MATERIALS PROVIDED >>
====

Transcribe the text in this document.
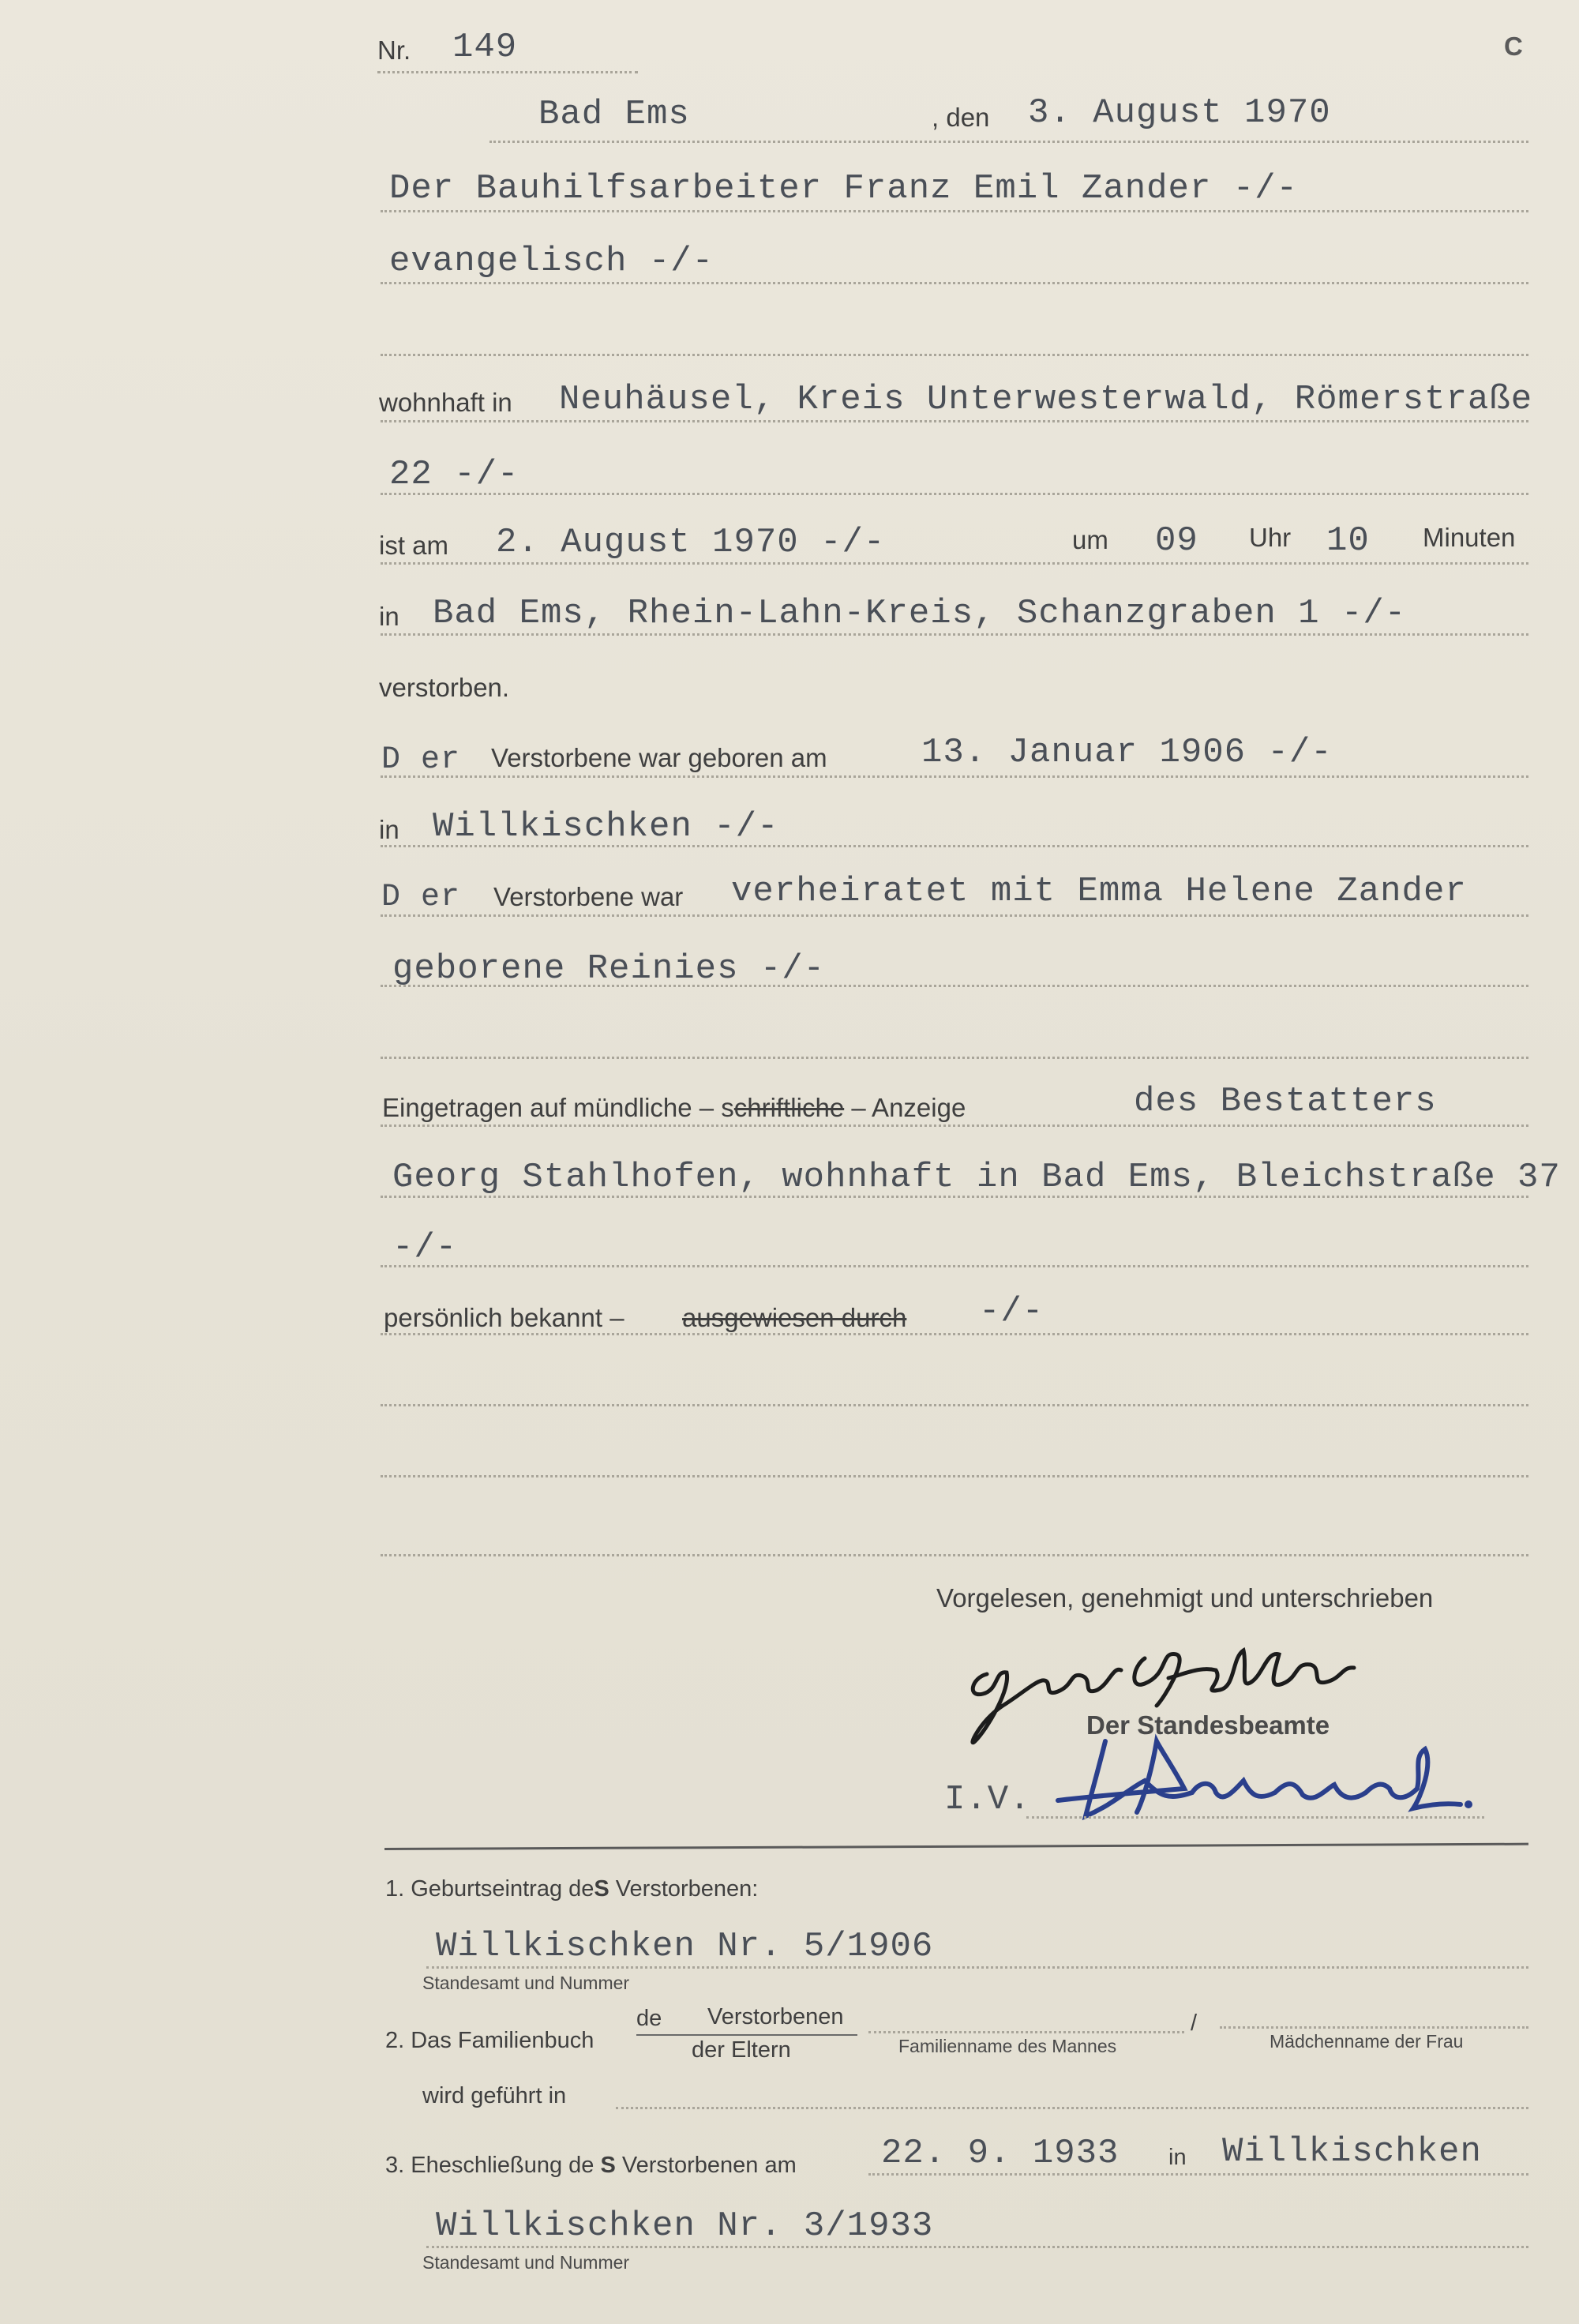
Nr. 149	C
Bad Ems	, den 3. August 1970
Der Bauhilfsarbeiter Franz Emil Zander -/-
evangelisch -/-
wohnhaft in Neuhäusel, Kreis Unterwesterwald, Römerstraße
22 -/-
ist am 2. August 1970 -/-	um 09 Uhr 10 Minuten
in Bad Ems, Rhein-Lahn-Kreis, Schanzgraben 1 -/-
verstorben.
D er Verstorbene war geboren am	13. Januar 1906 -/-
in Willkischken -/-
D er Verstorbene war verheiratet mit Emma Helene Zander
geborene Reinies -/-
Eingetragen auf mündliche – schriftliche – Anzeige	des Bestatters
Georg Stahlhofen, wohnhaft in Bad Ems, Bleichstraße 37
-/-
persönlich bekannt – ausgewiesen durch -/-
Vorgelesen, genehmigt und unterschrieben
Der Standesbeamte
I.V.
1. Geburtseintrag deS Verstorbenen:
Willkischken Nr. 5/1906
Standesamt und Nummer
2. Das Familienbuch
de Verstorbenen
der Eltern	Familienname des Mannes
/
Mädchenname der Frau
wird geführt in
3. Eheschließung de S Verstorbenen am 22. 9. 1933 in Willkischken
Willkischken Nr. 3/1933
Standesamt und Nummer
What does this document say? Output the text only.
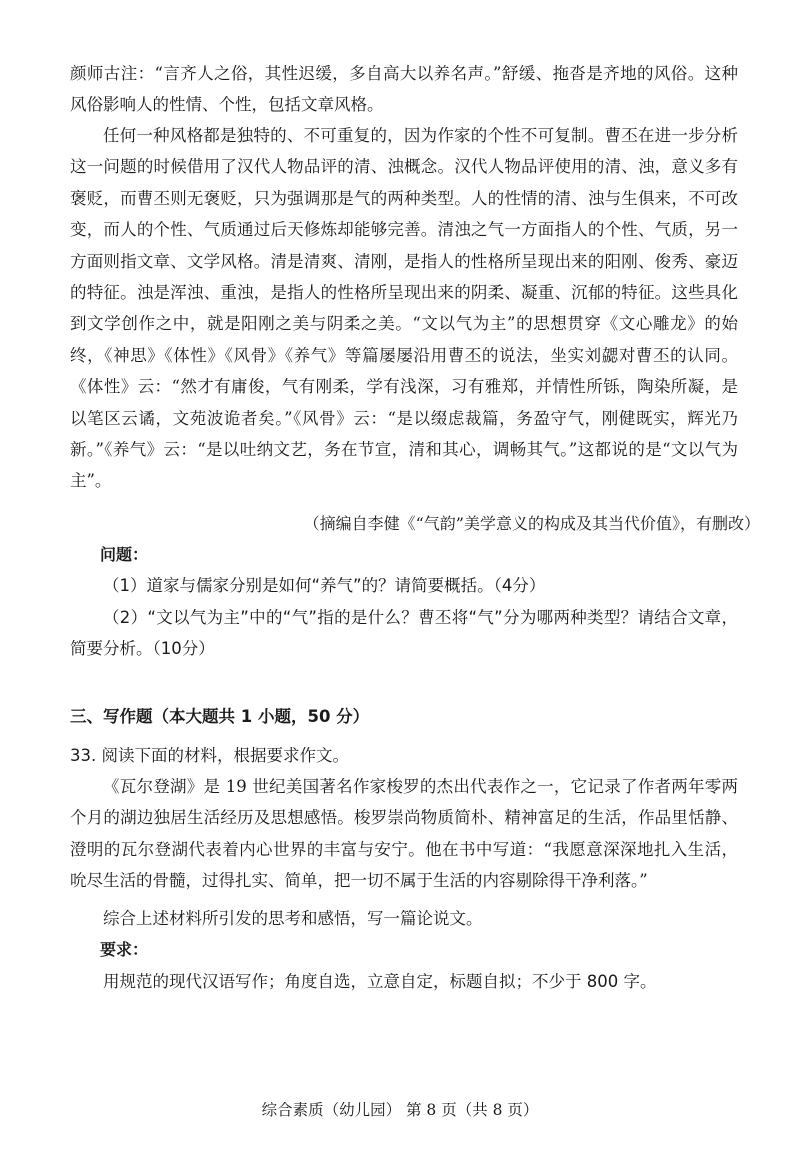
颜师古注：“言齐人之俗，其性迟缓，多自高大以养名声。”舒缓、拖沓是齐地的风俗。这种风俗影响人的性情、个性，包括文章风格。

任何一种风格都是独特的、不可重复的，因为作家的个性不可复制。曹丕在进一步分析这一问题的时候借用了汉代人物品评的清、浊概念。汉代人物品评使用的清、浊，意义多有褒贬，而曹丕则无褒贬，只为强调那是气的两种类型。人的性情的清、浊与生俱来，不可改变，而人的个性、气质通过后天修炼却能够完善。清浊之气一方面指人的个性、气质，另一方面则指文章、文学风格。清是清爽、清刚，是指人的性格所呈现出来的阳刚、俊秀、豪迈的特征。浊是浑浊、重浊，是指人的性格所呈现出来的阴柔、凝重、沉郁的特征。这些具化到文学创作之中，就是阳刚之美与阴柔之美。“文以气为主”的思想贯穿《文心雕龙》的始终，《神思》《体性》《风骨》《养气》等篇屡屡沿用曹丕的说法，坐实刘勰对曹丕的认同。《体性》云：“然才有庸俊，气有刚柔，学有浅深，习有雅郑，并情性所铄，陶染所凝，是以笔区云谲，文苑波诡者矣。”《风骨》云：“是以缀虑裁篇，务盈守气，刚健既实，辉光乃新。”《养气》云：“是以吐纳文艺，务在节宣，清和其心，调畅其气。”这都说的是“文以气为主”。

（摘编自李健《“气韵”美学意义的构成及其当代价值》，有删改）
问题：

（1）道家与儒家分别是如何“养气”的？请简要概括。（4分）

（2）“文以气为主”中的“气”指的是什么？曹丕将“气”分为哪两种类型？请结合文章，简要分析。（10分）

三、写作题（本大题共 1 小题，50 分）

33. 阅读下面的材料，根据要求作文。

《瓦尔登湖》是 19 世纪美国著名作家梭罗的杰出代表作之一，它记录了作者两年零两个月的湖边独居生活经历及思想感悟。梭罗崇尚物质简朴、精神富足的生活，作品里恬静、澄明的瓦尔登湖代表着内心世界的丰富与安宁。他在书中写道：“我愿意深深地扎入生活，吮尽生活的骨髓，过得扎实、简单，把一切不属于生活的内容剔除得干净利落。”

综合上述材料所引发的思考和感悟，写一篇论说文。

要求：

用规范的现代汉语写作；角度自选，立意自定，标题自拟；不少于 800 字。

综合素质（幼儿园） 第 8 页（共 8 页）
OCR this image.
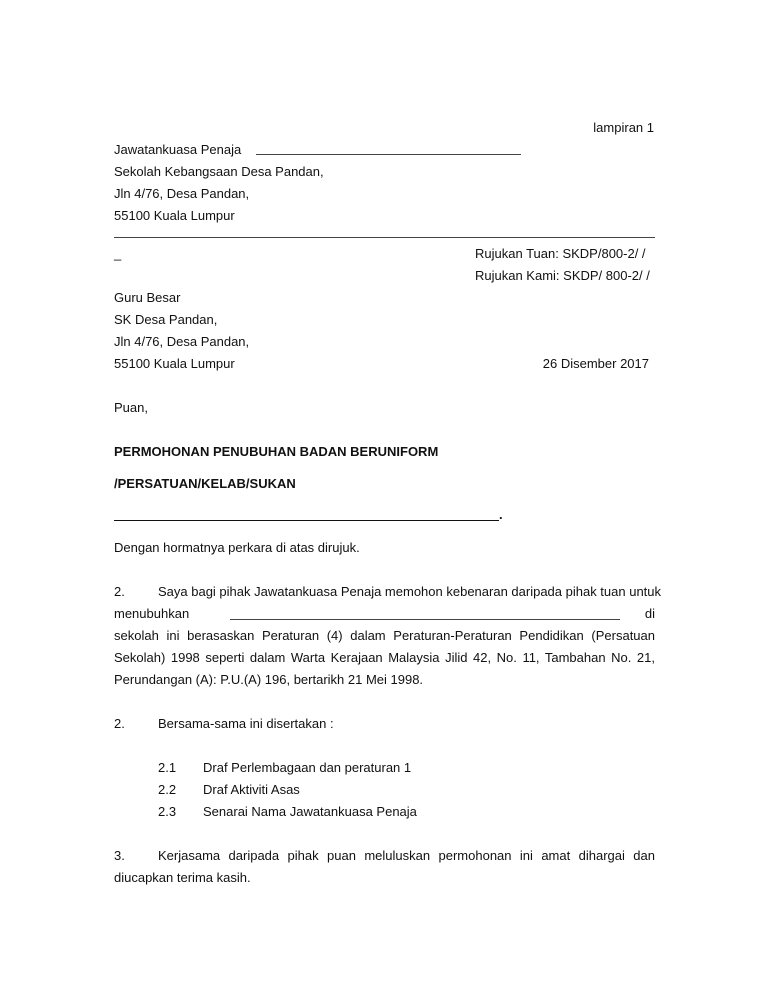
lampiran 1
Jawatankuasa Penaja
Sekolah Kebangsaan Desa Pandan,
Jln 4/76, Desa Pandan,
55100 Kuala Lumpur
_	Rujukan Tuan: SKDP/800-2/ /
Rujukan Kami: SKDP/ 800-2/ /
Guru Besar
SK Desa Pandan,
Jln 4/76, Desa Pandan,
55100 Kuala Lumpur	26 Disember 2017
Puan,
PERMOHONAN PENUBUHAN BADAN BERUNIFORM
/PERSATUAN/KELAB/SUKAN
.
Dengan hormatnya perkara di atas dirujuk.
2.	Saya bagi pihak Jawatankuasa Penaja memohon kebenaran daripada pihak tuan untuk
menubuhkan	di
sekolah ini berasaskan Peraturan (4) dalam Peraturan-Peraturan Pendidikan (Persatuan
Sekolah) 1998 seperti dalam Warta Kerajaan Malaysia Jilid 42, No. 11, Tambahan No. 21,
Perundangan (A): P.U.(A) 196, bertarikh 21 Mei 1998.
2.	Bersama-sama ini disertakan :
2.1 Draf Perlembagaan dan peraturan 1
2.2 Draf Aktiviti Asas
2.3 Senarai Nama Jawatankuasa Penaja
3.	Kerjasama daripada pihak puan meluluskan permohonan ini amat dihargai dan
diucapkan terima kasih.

====

EXERCISE >>
All of the records need repeating exactly, except for the pictures.

TASK OUTPUT >>
Transcribe the text in this document.
Nr. 149	C
Bad Ems	, den 3. August 1970
Der Bauhilfsarbeiter Franz Emil Zander -/-
evangelisch -/-
wohnhaft in Neuhäusel, Kreis Unterwesterwald, Römerstraße
22 -/-
ist am 2. August 1970 -/-	um 09 Uhr 10 Minuten
in Bad Ems, Rhein-Lahn-Kreis, Schanzgraben 1 -/-
verstorben.
D er Verstorbene war geboren am	13. Januar 1906 -/-
in Willkischken -/-
D er Verstorbene war verheiratet mit Emma Helene Zander
geborene Reinies -/-
Eingetragen auf mündliche – schriftliche – Anzeige	des Bestatters
Georg Stahlhofen, wohnhaft in Bad Ems, Bleichstraße 37
-/-
persönlich bekannt – ausgewiesen durch -/-
Vorgelesen, genehmigt und unterschrieben
Der Standesbeamte
I.V.
1. Geburtseintrag deS Verstorbenen:
Willkischken Nr. 5/1906
Standesamt und Nummer
2. Das Familienbuch
de Verstorbenen
der Eltern	Familienname des Mannes
/
Mädchenname der Frau
wird geführt in
3. Eheschließung de S Verstorbenen am 22. 9. 1933 in Willkischken
Willkischken Nr. 3/1933
Standesamt und Nummer
What does this document say? Output the text only.
颜师古注：“言齐人之俗，其性迟缓，多自高大以养名声。”舒缓、拖沓是齐地的风俗。这种风俗影响人的性情、个性，包括文章风格。

任何一种风格都是独特的、不可重复的，因为作家的个性不可复制。曹丕在进一步分析这一问题的时候借用了汉代人物品评的清、浊概念。汉代人物品评使用的清、浊，意义多有褒贬，而曹丕则无褒贬，只为强调那是气的两种类型。人的性情的清、浊与生俱来，不可改变，而人的个性、气质通过后天修炼却能够完善。清浊之气一方面指人的个性、气质，另一方面则指文章、文学风格。清是清爽、清刚，是指人的性格所呈现出来的阳刚、俊秀、豪迈的特征。浊是浑浊、重浊，是指人的性格所呈现出来的阴柔、凝重、沉郁的特征。这些具化到文学创作之中，就是阳刚之美与阴柔之美。“文以气为主”的思想贯穿《文心雕龙》的始终，《神思》《体性》《风骨》《养气》等篇屡屡沿用曹丕的说法，坐实刘勰对曹丕的认同。《体性》云：“然才有庸俊，气有刚柔，学有浅深，习有雅郑，并情性所铄，陶染所凝，是以笔区云谲，文苑波诡者矣。”《风骨》云：“是以缀虑裁篇，务盈守气，刚健既实，辉光乃新。”《养气》云：“是以吐纳文艺，务在节宣，清和其心，调畅其气。”这都说的是“文以气为主”。

（摘编自李健《“气韵”美学意义的构成及其当代价值》，有删改）
问题：

（1）道家与儒家分别是如何“养气”的？请简要概括。（4分）

（2）“文以气为主”中的“气”指的是什么？曹丕将“气”分为哪两种类型？请结合文章，简要分析。（10分）

三、写作题（本大题共 1 小题，50 分）

33. 阅读下面的材料，根据要求作文。

《瓦尔登湖》是 19 世纪美国著名作家梭罗的杰出代表作之一，它记录了作者两年零两个月的湖边独居生活经历及思想感悟。梭罗崇尚物质简朴、精神富足的生活，作品里恬静、澄明的瓦尔登湖代表着内心世界的丰富与安宁。他在书中写道：“我愿意深深地扎入生活，吮尽生活的骨髓，过得扎实、简单，把一切不属于生活的内容剔除得干净利落。”

综合上述材料所引发的思考和感悟，写一篇论说文。

要求：

用规范的现代汉语写作；角度自选，立意自定，标题自拟；不少于 800 字。

综合素质（幼儿园） 第 8 页（共 8 页）
OCR this image.
lampiran 1
Jawatankuasa Penaja
Sekolah Kebangsaan Desa Pandan,
Jln 4/76, Desa Pandan,
55100 Kuala Lumpur
_	Rujukan Tuan: SKDP/800-2/ /
Rujukan Kami: SKDP/ 800-2/ /
Guru Besar
SK Desa Pandan,
Jln 4/76, Desa Pandan,
55100 Kuala Lumpur	26 Disember 2017
Puan,
PERMOHONAN PENUBUHAN BADAN BERUNIFORM
/PERSATUAN/KELAB/SUKAN
.
Dengan hormatnya perkara di atas dirujuk.
2.	Saya bagi pihak Jawatankuasa Penaja memohon kebenaran daripada pihak tuan untuk
menubuhkan	di
sekolah ini berasaskan Peraturan (4) dalam Peraturan-Peraturan Pendidikan (Persatuan
Sekolah) 1998 seperti dalam Warta Kerajaan Malaysia Jilid 42, No. 11, Tambahan No. 21,
Perundangan (A): P.U.(A) 196, bertarikh 21 Mei 1998.
2.	Bersama-sama ini disertakan :
2.1 Draf Perlembagaan dan peraturan 1
2.2 Draf Aktiviti Asas
2.3 Senarai Nama Jawatankuasa Penaja
3.	Kerjasama daripada pihak puan meluluskan permohonan ini amat dihargai dan
diucapkan terima kasih.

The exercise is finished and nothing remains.